» **WHAT IS NEEDED**:
Copy every record below exactly.

» **DATASET ENTRIES**:
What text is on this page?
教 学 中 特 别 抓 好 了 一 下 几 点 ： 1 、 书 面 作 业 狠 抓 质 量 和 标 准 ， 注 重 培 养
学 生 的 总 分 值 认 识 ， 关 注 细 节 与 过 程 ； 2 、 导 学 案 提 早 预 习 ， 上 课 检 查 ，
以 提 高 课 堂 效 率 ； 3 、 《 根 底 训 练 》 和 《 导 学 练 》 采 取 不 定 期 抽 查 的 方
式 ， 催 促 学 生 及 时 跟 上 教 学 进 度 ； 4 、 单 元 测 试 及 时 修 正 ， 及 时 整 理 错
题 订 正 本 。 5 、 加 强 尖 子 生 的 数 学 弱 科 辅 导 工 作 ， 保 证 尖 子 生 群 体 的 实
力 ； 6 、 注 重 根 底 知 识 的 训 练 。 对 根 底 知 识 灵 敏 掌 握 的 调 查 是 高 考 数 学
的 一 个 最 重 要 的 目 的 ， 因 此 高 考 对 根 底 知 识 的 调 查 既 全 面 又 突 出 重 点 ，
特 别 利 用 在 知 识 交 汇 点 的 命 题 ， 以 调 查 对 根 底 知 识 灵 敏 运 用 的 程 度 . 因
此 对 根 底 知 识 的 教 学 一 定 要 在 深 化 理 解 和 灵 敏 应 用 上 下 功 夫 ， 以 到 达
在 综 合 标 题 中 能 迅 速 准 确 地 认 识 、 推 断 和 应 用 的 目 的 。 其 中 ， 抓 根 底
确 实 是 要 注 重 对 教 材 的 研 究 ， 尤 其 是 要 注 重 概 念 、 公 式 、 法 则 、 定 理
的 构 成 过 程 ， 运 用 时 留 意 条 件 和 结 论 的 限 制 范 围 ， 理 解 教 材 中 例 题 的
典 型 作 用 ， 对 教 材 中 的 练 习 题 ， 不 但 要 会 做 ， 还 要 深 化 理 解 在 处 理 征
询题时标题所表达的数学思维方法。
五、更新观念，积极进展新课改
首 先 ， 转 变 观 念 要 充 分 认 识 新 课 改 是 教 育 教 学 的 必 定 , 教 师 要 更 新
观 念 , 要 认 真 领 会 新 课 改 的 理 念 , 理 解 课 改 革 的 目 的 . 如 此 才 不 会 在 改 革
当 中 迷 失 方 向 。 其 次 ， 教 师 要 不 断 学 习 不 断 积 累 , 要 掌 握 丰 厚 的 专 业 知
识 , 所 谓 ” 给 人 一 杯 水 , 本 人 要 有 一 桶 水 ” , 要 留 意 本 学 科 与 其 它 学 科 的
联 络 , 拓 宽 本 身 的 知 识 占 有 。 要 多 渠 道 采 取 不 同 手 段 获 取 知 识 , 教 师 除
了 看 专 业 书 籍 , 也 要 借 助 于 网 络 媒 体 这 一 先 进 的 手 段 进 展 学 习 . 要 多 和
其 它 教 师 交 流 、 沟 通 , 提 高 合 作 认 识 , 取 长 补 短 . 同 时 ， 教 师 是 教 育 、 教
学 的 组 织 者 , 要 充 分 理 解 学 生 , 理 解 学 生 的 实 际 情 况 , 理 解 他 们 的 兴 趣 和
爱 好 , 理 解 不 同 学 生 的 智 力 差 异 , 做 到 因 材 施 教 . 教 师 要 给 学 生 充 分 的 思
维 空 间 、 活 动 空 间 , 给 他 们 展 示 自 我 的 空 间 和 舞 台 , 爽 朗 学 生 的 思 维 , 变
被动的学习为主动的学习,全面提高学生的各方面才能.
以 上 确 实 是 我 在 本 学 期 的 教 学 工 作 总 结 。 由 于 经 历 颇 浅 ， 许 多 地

» **RESPONSE TO THIS EXERCISE**:
What text is on this page?
教 学 中 特 别 抓 好 了 一 下 几 点 ： 1 、 书 面 作 业 狠 抓 质 量 和 标 准 ， 注 重 培 养
学 生 的 总 分 值 认 识 ， 关 注 细 节 与 过 程 ； 2 、 导 学 案 提 早 预 习 ， 上 课 检 查 ，
以 提 高 课 堂 效 率 ； 3 、 《 根 底 训 练 》 和 《 导 学 练 》 采 取 不 定 期 抽 查 的 方
式 ， 催 促 学 生 及 时 跟 上 教 学 进 度 ； 4 、 单 元 测 试 及 时 修 正 ， 及 时 整 理 错
题 订 正 本 。 5 、 加 强 尖 子 生 的 数 学 弱 科 辅 导 工 作 ， 保 证 尖 子 生 群 体 的 实
力 ； 6 、 注 重 根 底 知 识 的 训 练 。 对 根 底 知 识 灵 敏 掌 握 的 调 查 是 高 考 数 学
的 一 个 最 重 要 的 目 的 ， 因 此 高 考 对 根 底 知 识 的 调 查 既 全 面 又 突 出 重 点 ，
特 别 利 用 在 知 识 交 汇 点 的 命 题 ， 以 调 查 对 根 底 知 识 灵 敏 运 用 的 程 度 . 因
此 对 根 底 知 识 的 教 学 一 定 要 在 深 化 理 解 和 灵 敏 应 用 上 下 功 夫 ， 以 到 达
在 综 合 标 题 中 能 迅 速 准 确 地 认 识 、 推 断 和 应 用 的 目 的 。 其 中 ， 抓 根 底
确 实 是 要 注 重 对 教 材 的 研 究 ， 尤 其 是 要 注 重 概 念 、 公 式 、 法 则 、 定 理
的 构 成 过 程 ， 运 用 时 留 意 条 件 和 结 论 的 限 制 范 围 ， 理 解 教 材 中 例 题 的
典 型 作 用 ， 对 教 材 中 的 练 习 题 ， 不 但 要 会 做 ， 还 要 深 化 理 解 在 处 理 征
询题时标题所表达的数学思维方法。
五、更新观念，积极进展新课改
首 先 ， 转 变 观 念 要 充 分 认 识 新 课 改 是 教 育 教 学 的 必 定 , 教 师 要 更 新
观 念 , 要 认 真 领 会 新 课 改 的 理 念 , 理 解 课 改 革 的 目 的 . 如 此 才 不 会 在 改 革
当 中 迷 失 方 向 。 其 次 ， 教 师 要 不 断 学 习 不 断 积 累 , 要 掌 握 丰 厚 的 专 业 知
识 , 所 谓 ” 给 人 一 杯 水 , 本 人 要 有 一 桶 水 ” , 要 留 意 本 学 科 与 其 它 学 科 的
联 络 , 拓 宽 本 身 的 知 识 占 有 。 要 多 渠 道 采 取 不 同 手 段 获 取 知 识 , 教 师 除
了 看 专 业 书 籍 , 也 要 借 助 于 网 络 媒 体 这 一 先 进 的 手 段 进 展 学 习 . 要 多 和
其 它 教 师 交 流 、 沟 通 , 提 高 合 作 认 识 , 取 长 补 短 . 同 时 ， 教 师 是 教 育 、 教
学 的 组 织 者 , 要 充 分 理 解 学 生 , 理 解 学 生 的 实 际 情 况 , 理 解 他 们 的 兴 趣 和
爱 好 , 理 解 不 同 学 生 的 智 力 差 异 , 做 到 因 材 施 教 . 教 师 要 给 学 生 充 分 的 思
维 空 间 、 活 动 空 间 , 给 他 们 展 示 自 我 的 空 间 和 舞 台 , 爽 朗 学 生 的 思 维 , 变
被动的学习为主动的学习,全面提高学生的各方面才能.
以 上 确 实 是 我 在 本 学 期 的 教 学 工 作 总 结 。 由 于 经 历 颇 浅 ， 许 多 地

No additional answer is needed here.